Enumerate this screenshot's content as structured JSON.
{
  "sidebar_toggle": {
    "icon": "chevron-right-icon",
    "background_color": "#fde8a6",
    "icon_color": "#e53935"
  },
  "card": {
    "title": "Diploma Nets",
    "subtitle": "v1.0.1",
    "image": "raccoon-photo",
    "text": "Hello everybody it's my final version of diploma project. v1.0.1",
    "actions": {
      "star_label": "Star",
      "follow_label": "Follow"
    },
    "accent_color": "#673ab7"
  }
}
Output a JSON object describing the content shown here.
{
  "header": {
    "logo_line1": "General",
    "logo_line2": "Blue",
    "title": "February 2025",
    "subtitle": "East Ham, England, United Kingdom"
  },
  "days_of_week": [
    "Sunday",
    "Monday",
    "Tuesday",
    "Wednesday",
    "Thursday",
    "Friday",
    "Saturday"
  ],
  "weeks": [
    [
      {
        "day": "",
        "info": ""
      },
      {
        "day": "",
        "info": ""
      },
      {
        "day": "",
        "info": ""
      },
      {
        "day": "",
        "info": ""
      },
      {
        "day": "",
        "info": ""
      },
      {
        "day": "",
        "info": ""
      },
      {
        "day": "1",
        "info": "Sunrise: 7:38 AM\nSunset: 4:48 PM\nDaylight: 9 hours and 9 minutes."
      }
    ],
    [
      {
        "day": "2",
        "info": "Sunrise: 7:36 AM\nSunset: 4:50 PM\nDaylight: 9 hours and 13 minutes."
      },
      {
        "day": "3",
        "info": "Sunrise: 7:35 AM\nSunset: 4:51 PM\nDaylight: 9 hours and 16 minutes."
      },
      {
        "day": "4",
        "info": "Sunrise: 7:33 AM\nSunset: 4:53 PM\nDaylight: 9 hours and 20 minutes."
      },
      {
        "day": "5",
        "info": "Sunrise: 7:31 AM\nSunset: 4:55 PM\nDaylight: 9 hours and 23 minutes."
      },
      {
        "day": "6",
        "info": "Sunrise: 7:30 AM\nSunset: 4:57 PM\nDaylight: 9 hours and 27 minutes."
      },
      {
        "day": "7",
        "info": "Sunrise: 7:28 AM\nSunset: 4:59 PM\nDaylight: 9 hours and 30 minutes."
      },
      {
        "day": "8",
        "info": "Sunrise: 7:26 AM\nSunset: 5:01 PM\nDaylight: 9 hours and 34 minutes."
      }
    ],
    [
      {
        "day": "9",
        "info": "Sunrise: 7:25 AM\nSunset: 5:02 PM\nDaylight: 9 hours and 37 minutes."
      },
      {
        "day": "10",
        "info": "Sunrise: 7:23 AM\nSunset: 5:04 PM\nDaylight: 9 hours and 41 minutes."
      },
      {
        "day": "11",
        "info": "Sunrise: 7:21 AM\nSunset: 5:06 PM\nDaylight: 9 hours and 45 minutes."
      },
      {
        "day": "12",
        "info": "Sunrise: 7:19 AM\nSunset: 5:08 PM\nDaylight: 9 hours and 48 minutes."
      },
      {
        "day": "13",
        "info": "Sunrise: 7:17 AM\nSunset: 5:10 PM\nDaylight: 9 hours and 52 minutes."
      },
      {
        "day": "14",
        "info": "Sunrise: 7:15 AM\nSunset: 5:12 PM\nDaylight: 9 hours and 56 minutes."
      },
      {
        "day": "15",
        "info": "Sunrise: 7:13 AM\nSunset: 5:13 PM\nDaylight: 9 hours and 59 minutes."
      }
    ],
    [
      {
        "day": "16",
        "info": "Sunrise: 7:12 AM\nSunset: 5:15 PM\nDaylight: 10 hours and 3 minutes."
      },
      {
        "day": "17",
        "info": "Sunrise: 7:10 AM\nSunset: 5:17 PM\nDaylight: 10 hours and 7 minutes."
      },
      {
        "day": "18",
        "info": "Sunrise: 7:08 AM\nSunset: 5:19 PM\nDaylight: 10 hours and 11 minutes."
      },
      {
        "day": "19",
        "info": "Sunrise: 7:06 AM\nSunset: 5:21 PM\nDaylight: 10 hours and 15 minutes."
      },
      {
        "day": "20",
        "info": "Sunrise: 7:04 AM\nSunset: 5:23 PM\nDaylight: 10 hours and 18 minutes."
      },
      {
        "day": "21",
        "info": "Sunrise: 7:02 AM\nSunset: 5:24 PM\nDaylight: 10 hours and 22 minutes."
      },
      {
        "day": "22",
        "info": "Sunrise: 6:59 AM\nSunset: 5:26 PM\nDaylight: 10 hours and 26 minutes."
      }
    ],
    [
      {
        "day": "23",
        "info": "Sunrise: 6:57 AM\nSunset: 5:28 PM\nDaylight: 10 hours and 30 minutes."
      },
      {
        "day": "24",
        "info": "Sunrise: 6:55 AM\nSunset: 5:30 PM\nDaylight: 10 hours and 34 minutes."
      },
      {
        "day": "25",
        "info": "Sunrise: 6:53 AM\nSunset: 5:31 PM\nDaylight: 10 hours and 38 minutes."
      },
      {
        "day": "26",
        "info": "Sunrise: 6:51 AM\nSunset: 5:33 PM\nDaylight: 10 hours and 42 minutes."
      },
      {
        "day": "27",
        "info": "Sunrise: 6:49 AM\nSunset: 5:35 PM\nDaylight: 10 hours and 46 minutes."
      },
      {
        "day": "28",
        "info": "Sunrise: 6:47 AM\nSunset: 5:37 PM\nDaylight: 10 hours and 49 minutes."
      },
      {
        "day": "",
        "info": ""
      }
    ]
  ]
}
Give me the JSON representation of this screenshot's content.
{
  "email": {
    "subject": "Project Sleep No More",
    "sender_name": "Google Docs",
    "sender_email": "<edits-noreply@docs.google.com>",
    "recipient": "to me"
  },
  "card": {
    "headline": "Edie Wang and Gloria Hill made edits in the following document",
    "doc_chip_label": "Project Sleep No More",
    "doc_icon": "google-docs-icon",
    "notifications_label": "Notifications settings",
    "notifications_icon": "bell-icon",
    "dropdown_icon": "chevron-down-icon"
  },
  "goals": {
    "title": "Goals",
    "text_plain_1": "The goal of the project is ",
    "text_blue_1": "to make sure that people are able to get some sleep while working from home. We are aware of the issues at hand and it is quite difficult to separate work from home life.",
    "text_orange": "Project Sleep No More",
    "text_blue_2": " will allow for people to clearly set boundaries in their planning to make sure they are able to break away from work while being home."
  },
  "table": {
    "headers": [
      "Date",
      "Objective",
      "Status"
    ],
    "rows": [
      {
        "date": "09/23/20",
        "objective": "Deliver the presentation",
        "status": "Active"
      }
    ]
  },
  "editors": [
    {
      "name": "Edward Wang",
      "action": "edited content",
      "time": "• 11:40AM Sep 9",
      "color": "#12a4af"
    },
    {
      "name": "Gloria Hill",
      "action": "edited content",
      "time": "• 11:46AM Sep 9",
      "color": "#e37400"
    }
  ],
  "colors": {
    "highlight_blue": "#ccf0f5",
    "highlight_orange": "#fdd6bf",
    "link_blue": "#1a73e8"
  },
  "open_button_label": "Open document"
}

Your instructions: Out of the material above, select every line that holds the string "from".

Complete answer:
    "text_blue_1": "to make sure that people are able to get some sleep while working from home. We are aware of the issues at hand and it is quite difficult to separate work from home life.",
    "text_blue_2": " will allow for people to clearly set boundaries in their planning to make sure they are able to break away from work while being home."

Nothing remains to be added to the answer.